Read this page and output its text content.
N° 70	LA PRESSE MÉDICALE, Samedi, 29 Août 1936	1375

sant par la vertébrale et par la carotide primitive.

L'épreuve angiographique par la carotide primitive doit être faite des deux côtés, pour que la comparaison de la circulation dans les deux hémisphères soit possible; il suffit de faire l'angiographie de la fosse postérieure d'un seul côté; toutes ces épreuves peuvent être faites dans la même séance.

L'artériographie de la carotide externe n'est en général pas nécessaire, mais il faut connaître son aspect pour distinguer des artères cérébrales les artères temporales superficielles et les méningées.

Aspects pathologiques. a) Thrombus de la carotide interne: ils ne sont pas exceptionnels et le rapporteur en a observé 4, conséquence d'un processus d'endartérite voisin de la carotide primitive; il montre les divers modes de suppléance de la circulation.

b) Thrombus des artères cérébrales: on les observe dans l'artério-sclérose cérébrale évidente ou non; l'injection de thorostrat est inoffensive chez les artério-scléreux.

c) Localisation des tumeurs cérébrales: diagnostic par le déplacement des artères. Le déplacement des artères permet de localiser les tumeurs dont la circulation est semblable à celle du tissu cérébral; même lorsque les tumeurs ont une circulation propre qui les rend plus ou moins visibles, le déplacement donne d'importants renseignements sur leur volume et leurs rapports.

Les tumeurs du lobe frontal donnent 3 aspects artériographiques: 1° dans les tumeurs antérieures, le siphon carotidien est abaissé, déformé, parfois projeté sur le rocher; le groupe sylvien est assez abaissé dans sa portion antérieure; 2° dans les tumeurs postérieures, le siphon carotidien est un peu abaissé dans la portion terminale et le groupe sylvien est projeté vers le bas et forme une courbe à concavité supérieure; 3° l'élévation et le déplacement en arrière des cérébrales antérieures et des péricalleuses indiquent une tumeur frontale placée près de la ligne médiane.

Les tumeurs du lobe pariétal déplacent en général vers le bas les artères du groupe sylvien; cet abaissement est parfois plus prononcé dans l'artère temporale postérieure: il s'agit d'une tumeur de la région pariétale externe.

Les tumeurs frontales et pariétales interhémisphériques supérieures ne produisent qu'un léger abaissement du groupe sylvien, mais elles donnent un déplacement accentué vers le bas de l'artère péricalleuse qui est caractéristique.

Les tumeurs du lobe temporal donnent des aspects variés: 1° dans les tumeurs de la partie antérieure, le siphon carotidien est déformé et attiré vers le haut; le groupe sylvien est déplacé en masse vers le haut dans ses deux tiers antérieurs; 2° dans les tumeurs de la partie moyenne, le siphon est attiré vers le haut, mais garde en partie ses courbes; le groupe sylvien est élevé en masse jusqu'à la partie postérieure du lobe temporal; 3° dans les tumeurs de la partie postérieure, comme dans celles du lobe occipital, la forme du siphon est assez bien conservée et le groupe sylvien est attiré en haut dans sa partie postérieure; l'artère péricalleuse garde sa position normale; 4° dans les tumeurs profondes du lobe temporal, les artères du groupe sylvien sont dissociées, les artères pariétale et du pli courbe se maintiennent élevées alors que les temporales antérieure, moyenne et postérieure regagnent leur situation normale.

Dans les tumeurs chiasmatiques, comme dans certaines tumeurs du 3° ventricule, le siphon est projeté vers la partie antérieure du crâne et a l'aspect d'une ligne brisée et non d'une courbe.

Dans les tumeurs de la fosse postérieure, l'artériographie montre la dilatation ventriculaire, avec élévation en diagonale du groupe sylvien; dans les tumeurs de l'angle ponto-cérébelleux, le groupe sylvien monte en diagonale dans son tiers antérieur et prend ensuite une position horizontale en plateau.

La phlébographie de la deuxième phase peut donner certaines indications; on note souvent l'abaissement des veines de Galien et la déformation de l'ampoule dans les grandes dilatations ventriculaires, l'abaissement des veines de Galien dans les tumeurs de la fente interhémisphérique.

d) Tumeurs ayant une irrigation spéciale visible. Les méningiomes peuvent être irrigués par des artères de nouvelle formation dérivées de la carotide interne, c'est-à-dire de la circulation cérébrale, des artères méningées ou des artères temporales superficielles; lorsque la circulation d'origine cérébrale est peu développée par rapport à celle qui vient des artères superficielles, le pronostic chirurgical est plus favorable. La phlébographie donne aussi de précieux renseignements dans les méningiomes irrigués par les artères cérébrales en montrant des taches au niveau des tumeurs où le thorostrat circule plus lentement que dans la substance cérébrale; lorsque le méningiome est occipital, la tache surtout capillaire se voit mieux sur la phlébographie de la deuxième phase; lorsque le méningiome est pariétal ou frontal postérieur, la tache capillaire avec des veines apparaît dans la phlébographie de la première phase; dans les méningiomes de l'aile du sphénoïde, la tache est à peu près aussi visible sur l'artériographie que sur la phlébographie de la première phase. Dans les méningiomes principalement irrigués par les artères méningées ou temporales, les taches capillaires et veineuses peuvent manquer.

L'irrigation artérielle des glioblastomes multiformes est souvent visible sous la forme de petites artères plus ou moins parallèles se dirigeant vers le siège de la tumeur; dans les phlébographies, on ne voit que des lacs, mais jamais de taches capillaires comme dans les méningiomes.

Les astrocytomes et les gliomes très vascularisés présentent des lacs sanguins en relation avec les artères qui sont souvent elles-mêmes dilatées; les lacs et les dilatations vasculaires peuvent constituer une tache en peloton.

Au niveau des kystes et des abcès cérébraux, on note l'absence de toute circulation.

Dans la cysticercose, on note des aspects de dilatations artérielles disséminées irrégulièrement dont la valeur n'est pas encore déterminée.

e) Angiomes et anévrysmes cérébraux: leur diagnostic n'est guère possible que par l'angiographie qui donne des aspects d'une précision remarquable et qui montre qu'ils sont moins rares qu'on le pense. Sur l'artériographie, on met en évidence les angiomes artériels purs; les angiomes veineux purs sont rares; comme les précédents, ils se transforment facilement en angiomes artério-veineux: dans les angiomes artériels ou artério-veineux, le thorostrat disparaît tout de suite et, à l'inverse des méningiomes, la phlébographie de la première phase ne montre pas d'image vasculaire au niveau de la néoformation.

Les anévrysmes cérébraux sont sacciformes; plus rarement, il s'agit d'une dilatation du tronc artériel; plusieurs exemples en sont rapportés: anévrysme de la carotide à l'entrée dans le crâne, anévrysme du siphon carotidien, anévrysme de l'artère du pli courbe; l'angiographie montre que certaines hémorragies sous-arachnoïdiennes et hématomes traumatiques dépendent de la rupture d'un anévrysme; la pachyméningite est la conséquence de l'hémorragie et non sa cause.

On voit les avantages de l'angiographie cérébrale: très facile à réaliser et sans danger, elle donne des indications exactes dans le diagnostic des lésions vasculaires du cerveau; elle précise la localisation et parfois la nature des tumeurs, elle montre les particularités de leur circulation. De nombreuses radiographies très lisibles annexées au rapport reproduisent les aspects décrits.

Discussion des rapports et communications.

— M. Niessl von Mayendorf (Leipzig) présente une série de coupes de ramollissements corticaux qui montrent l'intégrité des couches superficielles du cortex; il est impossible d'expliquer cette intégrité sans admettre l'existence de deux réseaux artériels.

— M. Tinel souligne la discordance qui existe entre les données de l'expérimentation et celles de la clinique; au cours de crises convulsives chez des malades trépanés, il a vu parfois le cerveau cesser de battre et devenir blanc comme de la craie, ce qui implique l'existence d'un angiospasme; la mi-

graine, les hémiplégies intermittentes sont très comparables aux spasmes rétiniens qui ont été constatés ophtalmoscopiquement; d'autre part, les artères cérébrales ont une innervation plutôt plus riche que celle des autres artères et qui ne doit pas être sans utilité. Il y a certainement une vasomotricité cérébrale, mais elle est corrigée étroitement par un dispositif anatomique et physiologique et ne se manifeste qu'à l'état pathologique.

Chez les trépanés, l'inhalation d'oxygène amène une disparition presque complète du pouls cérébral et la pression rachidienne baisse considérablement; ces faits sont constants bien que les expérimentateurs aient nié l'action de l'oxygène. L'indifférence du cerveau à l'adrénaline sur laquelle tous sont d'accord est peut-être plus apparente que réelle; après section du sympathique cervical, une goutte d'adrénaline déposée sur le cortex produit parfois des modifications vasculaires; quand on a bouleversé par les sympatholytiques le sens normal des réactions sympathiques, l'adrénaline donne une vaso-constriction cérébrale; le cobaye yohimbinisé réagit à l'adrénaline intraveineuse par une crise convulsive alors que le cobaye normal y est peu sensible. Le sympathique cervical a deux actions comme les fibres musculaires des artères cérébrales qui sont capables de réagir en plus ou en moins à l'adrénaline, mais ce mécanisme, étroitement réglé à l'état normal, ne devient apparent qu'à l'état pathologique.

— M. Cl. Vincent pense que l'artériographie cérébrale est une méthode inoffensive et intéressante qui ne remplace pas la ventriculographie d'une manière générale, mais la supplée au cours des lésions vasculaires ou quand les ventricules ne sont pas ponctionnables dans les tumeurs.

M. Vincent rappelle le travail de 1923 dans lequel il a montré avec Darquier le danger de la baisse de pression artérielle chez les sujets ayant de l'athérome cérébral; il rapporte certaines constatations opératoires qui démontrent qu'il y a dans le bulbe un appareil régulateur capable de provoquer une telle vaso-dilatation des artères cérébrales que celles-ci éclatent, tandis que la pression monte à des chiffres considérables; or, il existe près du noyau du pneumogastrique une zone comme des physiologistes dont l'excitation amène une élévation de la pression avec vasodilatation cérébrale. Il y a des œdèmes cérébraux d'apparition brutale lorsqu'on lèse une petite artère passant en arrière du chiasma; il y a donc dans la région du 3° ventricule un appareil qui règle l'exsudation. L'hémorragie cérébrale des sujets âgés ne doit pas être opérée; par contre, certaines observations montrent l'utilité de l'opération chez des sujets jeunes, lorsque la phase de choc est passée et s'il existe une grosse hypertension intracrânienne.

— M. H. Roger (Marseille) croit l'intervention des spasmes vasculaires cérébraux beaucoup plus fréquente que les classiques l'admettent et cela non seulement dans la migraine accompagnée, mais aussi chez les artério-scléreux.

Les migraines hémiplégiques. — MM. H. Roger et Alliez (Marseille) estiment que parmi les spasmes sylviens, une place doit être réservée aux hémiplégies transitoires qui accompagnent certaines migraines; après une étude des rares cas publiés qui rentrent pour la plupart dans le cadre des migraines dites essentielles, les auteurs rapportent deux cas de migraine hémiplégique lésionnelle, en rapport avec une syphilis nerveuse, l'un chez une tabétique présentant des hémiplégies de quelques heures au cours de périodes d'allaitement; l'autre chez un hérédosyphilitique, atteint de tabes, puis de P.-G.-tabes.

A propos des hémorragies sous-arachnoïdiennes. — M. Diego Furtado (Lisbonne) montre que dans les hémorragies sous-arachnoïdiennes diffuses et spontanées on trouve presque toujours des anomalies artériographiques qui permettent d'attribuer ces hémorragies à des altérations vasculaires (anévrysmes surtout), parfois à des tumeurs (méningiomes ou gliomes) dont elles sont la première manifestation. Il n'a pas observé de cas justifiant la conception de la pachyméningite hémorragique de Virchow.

- - -

GIVEN PROBLEM: Copy out every line that includes the word "partie".

COMPLETED TASK:
Les tumeurs du lobe temporal donnent des aspects variés: 1° dans les tumeurs de la partie antérieure, le siphon carotidien est déformé et attiré vers le haut; le groupe sylvien est déplacé en masse vers le haut dans ses deux tiers antérieurs; 2° dans les tumeurs de la partie moyenne, le siphon est attiré vers le haut, mais garde en partie ses courbes; le groupe sylvien est élevé en masse jusqu'à la partie postérieure du lobe temporal; 3° dans les tumeurs de la partie postérieure, comme dans celles du lobe occipital, la forme du siphon est assez bien conservée et le groupe sylvien est attiré en haut dans sa partie postérieure; l'artère péricalleuse garde sa position normale; 4° dans les tumeurs profondes du lobe temporal, les artères du groupe sylvien sont dissociées, les artères pariétale et du pli courbe se maintiennent élevées alors que les temporales antérieure, moyenne et postérieure regagnent leur situation normale.
Dans les tumeurs chiasmatiques, comme dans certaines tumeurs du 3° ventricule, le siphon est projeté vers la partie antérieure du crâne et a l'aspect d'une ligne brisée et non d'une courbe.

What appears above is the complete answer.